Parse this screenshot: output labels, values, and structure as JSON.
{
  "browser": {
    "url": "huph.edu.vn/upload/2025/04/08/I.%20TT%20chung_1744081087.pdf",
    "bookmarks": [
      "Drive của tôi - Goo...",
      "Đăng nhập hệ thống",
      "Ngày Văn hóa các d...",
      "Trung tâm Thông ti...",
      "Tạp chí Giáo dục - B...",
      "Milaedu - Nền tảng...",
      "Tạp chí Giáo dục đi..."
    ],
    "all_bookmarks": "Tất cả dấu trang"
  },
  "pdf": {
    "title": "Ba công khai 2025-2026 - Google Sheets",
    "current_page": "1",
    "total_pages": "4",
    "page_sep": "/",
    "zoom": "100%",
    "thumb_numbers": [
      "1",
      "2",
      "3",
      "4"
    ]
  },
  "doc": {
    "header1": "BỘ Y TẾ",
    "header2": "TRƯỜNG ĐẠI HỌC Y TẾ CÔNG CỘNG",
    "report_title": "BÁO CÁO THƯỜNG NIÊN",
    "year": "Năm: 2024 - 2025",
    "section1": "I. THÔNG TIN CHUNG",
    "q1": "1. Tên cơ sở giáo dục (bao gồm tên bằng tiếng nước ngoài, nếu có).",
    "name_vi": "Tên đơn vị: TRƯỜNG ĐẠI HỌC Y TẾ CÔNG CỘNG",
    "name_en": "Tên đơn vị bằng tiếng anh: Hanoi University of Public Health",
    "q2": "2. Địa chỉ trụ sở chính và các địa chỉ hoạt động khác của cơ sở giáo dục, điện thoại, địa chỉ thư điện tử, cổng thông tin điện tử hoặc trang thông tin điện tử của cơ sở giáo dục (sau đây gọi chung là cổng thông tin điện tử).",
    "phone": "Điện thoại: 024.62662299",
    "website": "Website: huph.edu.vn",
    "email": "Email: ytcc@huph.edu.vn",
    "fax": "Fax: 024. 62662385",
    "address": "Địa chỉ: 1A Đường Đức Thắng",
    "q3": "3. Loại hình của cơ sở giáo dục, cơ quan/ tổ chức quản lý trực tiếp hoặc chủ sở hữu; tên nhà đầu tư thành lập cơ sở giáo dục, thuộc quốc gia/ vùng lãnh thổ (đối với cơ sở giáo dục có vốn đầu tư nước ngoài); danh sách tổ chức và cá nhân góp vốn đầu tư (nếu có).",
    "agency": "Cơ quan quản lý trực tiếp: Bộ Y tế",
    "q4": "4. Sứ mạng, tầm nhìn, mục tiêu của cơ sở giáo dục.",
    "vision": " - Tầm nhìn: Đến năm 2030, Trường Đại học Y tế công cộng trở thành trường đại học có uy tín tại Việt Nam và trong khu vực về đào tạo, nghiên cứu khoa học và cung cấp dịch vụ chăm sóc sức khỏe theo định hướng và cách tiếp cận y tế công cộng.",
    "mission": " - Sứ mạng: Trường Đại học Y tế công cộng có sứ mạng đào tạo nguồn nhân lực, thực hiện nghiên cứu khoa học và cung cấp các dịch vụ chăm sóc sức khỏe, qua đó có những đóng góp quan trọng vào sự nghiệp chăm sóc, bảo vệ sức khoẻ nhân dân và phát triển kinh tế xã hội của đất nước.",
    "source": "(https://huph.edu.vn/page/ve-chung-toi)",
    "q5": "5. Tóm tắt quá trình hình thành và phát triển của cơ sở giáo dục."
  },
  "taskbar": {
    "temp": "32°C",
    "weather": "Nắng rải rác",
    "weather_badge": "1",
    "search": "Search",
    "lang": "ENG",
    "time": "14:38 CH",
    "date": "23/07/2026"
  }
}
════
Write the whole listing out again. Keep every line exactly as it is.

Parse this screenshot: output labels, values, and structure as JSON.
{
  "browser": {
    "url": "huph.edu.vn/upload/2025/04/08/I.%20TT%20chung_1744081087.pdf",
    "bookmarks": [
      "Drive của tôi - Goo...",
      "Đăng nhập hệ thống",
      "Ngày Văn hóa các d...",
      "Trung tâm Thông ti...",
      "Tạp chí Giáo dục - B...",
      "Milaedu - Nền tảng...",
      "Tạp chí Giáo dục đi..."
    ],
    "all_bookmarks": "Tất cả dấu trang"
  },
  "pdf": {
    "title": "Ba công khai 2025-2026 - Google Sheets",
    "current_page": "1",
    "total_pages": "4",
    "page_sep": "/",
    "zoom": "100%",
    "thumb_numbers": [
      "1",
      "2",
      "3",
      "4"
    ]
  },
  "doc": {
    "header1": "BỘ Y TẾ",
    "header2": "TRƯỜNG ĐẠI HỌC Y TẾ CÔNG CỘNG",
    "report_title": "BÁO CÁO THƯỜNG NIÊN",
    "year": "Năm: 2024 - 2025",
    "section1": "I. THÔNG TIN CHUNG",
    "q1": "1. Tên cơ sở giáo dục (bao gồm tên bằng tiếng nước ngoài, nếu có).",
    "name_vi": "Tên đơn vị: TRƯỜNG ĐẠI HỌC Y TẾ CÔNG CỘNG",
    "name_en": "Tên đơn vị bằng tiếng anh: Hanoi University of Public Health",
    "q2": "2. Địa chỉ trụ sở chính và các địa chỉ hoạt động khác của cơ sở giáo dục, điện thoại, địa chỉ thư điện tử, cổng thông tin điện tử hoặc trang thông tin điện tử của cơ sở giáo dục (sau đây gọi chung là cổng thông tin điện tử).",
    "phone": "Điện thoại: 024.62662299",
    "website": "Website: huph.edu.vn",
    "email": "Email: ytcc@huph.edu.vn",
    "fax": "Fax: 024. 62662385",
    "address": "Địa chỉ: 1A Đường Đức Thắng",
    "q3": "3. Loại hình của cơ sở giáo dục, cơ quan/ tổ chức quản lý trực tiếp hoặc chủ sở hữu; tên nhà đầu tư thành lập cơ sở giáo dục, thuộc quốc gia/ vùng lãnh thổ (đối với cơ sở giáo dục có vốn đầu tư nước ngoài); danh sách tổ chức và cá nhân góp vốn đầu tư (nếu có).",
    "agency": "Cơ quan quản lý trực tiếp: Bộ Y tế",
    "q4": "4. Sứ mạng, tầm nhìn, mục tiêu của cơ sở giáo dục.",
    "vision": " - Tầm nhìn: Đến năm 2030, Trường Đại học Y tế công cộng trở thành trường đại học có uy tín tại Việt Nam và trong khu vực về đào tạo, nghiên cứu khoa học và cung cấp dịch vụ chăm sóc sức khỏe theo định hướng và cách tiếp cận y tế công cộng.",
    "mission": " - Sứ mạng: Trường Đại học Y tế công cộng có sứ mạng đào tạo nguồn nhân lực, thực hiện nghiên cứu khoa học và cung cấp các dịch vụ chăm sóc sức khỏe, qua đó có những đóng góp quan trọng vào sự nghiệp chăm sóc, bảo vệ sức khoẻ nhân dân và phát triển kinh tế xã hội của đất nước.",
    "source": "(https://huph.edu.vn/page/ve-chung-toi)",
    "q5": "5. Tóm tắt quá trình hình thành và phát triển của cơ sở giáo dục."
  },
  "taskbar": {
    "temp": "32°C",
    "weather": "Nắng rải rác",
    "weather_badge": "1",
    "search": "Search",
    "lang": "ENG",
    "time": "14:38 CH",
    "date": "23/07/2026"
  }
}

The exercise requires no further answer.